*EXERCISE GOAL:* Pull out from the material below all lines with "this".

^^^^^^^^^^^^^^^^

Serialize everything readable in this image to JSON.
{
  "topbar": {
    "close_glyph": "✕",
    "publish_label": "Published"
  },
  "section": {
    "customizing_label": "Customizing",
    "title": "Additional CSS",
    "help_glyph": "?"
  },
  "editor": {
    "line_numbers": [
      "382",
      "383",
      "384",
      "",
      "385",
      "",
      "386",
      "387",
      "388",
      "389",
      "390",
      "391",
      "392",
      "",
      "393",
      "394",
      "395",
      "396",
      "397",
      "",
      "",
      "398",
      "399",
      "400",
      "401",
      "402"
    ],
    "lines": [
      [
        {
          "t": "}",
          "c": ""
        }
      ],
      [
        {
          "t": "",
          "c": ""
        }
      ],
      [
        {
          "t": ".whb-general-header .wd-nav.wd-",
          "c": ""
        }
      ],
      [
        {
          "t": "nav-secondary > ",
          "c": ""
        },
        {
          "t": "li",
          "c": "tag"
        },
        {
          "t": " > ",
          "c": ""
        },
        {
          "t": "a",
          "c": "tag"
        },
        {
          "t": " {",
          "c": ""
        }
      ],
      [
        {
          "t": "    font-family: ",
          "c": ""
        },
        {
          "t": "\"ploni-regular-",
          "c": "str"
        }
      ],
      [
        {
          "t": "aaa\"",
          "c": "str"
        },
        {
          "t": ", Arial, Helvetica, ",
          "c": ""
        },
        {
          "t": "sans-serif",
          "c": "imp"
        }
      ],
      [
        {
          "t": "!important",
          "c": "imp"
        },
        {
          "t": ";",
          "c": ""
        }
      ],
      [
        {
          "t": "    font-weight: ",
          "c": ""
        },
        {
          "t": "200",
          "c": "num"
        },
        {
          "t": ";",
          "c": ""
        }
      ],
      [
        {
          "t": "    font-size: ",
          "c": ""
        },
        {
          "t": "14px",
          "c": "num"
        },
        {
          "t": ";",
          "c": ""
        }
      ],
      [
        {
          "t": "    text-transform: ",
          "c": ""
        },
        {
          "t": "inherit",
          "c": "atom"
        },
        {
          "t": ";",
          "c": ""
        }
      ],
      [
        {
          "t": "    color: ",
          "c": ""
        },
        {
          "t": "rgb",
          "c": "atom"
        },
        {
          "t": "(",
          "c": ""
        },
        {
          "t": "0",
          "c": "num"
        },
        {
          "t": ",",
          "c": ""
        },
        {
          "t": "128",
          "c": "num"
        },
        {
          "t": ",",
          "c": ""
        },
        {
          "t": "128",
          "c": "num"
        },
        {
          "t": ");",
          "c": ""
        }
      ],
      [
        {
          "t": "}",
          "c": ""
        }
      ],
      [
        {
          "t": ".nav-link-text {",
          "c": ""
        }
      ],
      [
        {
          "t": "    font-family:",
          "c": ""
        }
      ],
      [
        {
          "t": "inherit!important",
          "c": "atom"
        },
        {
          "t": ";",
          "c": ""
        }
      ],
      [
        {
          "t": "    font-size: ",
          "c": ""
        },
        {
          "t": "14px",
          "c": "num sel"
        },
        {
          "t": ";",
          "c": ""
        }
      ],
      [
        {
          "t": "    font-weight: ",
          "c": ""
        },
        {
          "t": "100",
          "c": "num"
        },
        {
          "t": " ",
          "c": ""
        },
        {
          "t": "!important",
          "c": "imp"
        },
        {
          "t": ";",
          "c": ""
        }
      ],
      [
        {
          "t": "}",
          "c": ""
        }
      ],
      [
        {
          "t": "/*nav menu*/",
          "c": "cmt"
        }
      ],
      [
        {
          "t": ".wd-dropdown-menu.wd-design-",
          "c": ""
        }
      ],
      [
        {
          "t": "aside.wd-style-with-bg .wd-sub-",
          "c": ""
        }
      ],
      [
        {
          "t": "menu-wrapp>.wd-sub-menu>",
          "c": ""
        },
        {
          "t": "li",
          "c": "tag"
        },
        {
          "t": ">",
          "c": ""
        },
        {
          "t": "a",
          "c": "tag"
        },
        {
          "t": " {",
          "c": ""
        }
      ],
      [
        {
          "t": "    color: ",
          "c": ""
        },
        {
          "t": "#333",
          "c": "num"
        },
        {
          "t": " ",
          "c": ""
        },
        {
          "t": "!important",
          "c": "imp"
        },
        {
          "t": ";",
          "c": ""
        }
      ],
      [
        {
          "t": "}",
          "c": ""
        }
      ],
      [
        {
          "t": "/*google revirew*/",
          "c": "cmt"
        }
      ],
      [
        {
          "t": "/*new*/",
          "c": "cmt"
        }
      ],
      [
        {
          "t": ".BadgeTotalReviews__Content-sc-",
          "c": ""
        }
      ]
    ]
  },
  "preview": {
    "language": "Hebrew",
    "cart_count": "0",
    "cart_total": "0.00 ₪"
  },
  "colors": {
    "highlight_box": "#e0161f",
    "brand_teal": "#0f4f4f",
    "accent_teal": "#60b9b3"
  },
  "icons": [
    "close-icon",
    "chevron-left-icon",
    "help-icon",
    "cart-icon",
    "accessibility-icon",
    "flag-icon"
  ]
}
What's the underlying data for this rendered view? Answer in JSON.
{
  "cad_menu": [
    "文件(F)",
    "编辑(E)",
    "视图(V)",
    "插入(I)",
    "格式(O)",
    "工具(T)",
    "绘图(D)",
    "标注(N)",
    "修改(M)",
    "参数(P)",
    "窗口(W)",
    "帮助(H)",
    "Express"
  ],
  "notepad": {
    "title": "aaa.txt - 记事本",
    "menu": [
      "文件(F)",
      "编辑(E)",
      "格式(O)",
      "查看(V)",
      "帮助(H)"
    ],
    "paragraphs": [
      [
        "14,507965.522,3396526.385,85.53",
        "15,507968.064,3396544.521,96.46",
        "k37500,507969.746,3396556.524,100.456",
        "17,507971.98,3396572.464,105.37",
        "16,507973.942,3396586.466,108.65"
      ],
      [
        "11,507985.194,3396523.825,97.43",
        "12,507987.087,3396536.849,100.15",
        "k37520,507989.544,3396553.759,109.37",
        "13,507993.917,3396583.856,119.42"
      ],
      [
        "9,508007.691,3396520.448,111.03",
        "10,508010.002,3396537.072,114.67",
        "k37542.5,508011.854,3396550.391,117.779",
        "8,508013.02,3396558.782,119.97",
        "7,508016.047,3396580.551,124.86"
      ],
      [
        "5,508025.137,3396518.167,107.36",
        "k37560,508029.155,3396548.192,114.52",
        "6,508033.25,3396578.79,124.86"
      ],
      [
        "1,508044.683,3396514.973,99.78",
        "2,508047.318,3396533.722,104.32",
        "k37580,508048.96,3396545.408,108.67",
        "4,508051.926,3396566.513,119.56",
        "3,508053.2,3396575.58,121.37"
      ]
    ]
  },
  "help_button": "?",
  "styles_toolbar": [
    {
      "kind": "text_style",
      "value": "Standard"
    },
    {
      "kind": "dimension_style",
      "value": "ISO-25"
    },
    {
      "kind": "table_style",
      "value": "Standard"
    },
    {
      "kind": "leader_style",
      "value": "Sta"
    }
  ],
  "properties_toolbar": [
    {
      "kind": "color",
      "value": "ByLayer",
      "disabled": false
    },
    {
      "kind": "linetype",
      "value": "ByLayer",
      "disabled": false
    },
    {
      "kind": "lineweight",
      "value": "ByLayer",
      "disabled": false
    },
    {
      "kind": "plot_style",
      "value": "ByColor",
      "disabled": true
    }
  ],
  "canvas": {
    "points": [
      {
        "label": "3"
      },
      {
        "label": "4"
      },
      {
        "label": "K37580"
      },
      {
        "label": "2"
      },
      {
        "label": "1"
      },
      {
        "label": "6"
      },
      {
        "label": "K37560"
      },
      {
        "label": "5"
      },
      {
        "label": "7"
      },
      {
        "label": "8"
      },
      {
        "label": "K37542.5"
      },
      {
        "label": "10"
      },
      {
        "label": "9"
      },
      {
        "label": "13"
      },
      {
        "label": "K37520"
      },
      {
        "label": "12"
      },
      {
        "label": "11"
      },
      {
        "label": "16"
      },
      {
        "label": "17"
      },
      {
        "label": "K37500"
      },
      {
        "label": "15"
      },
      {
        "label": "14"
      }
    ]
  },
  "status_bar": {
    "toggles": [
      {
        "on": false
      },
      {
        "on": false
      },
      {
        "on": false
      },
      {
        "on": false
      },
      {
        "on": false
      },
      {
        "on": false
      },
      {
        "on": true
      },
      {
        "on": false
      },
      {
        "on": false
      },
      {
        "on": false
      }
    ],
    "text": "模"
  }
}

^^^^^^^^^^^^^^^^

*COMPLETE OUTPUT:*
Serialize everything readable in this image to JSON.
What's the underlying data for this rendered view? Answer in JSON.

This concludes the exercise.